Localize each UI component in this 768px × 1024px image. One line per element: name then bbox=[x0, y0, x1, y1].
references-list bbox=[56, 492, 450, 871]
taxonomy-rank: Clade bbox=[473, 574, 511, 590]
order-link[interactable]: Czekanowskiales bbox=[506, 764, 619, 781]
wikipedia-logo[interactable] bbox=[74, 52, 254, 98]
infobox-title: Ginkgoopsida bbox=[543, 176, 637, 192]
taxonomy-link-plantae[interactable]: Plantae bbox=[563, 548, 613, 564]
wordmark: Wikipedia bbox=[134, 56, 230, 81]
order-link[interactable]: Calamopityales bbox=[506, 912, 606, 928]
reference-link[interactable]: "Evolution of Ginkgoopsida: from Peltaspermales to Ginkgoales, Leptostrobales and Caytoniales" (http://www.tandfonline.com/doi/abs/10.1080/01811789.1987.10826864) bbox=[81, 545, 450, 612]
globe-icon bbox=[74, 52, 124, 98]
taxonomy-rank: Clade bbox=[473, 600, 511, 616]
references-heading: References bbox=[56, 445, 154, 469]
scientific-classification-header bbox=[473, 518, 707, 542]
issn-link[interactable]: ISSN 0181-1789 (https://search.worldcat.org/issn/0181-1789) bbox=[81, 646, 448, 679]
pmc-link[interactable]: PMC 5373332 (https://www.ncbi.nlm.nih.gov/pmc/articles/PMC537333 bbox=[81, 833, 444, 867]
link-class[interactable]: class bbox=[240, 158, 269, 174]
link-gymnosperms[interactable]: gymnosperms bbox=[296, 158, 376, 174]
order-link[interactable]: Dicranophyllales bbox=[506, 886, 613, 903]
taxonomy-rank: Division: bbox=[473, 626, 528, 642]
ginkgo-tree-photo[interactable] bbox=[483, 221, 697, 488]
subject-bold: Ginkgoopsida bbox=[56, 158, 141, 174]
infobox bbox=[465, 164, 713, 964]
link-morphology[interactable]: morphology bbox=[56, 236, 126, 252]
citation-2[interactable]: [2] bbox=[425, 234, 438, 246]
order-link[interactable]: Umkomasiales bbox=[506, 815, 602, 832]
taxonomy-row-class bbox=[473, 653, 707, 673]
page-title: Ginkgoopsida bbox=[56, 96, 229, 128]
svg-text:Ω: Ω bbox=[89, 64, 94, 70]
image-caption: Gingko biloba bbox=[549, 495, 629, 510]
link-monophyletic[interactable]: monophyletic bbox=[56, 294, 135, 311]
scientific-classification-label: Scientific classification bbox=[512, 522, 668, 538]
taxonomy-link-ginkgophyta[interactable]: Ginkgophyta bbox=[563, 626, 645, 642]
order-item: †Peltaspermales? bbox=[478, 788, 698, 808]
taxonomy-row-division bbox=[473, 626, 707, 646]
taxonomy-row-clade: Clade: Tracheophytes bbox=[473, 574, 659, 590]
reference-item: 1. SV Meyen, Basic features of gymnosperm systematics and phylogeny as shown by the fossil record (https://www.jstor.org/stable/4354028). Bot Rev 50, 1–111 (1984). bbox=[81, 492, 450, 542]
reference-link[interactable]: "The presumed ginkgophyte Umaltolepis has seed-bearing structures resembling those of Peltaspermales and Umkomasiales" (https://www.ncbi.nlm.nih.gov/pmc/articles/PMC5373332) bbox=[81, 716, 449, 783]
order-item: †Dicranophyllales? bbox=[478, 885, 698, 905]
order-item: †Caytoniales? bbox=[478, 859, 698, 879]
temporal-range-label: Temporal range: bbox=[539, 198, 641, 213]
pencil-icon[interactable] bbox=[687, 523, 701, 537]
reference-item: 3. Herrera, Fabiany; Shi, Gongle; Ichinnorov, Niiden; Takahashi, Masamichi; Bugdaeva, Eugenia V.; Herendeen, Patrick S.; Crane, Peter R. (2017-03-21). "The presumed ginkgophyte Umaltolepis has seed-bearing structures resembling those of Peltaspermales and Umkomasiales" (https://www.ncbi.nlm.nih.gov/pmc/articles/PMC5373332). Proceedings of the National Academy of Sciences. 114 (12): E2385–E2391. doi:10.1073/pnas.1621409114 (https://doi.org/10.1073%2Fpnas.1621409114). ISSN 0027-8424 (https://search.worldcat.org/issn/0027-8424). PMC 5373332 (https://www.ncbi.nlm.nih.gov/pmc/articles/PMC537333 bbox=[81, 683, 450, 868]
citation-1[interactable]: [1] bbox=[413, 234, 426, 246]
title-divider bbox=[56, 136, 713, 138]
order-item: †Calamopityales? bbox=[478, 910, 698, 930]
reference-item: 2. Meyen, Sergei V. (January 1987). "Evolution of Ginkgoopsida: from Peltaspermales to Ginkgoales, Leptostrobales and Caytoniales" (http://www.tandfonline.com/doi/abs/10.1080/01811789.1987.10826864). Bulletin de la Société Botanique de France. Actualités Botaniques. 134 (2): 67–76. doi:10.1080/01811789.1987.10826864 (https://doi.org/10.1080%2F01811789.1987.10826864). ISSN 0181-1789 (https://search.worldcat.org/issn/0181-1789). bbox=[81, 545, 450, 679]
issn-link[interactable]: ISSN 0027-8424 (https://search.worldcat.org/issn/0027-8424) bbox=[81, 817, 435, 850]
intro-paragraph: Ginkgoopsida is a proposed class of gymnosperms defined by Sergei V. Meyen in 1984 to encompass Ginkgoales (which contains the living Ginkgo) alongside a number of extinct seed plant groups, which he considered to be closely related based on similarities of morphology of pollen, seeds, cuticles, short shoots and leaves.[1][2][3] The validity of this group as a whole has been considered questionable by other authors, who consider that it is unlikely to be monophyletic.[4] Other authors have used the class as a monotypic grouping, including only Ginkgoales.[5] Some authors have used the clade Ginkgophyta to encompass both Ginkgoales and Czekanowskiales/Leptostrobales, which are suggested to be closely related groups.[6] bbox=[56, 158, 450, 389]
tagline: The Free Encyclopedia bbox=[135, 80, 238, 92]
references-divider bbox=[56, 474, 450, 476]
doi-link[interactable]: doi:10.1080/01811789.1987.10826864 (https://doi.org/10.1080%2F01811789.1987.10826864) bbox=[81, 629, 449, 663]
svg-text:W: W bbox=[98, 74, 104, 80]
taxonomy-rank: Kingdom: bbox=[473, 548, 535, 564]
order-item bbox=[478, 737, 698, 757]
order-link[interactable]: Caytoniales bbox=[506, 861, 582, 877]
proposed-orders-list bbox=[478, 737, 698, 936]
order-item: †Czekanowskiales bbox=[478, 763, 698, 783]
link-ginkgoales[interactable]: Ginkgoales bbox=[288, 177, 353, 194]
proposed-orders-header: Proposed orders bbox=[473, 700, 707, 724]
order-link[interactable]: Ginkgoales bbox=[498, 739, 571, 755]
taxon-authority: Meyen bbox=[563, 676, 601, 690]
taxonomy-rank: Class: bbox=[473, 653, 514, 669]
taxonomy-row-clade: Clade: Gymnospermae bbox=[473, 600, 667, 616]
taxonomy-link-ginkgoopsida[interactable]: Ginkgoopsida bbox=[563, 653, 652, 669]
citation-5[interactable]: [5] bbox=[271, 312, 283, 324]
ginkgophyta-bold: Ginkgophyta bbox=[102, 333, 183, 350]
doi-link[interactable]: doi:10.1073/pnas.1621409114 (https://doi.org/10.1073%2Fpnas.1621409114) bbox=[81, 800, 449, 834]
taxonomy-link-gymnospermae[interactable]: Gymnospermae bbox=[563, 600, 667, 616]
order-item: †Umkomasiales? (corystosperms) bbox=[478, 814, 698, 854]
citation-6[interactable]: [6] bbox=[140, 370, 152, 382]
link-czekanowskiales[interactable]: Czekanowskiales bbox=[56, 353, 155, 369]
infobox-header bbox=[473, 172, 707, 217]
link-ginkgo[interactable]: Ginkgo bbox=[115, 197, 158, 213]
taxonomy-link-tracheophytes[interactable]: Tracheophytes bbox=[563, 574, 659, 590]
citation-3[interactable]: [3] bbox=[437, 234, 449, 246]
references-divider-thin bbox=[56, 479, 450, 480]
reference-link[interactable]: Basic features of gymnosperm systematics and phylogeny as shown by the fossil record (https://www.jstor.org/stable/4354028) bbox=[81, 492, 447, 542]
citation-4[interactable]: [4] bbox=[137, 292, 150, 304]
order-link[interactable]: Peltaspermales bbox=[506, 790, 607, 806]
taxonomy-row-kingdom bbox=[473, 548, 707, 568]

--

Please gather every line of the entries above that contains the word "phylogeny", treating uppercase and lowercase as different.

reference-item: 1. SV Meyen, Basic features of gymnosperm systematics and phylogeny as shown by the fossil record (https://www.jstor.org/stable/4354028). Bot Rev 50, 1–111 (1984). bbox=[81, 492, 450, 542]
reference-link[interactable]: Basic features of gymnosperm systematics and phylogeny as shown by the fossil record (https://www.jstor.org/stable/4354028) bbox=[81, 492, 447, 542]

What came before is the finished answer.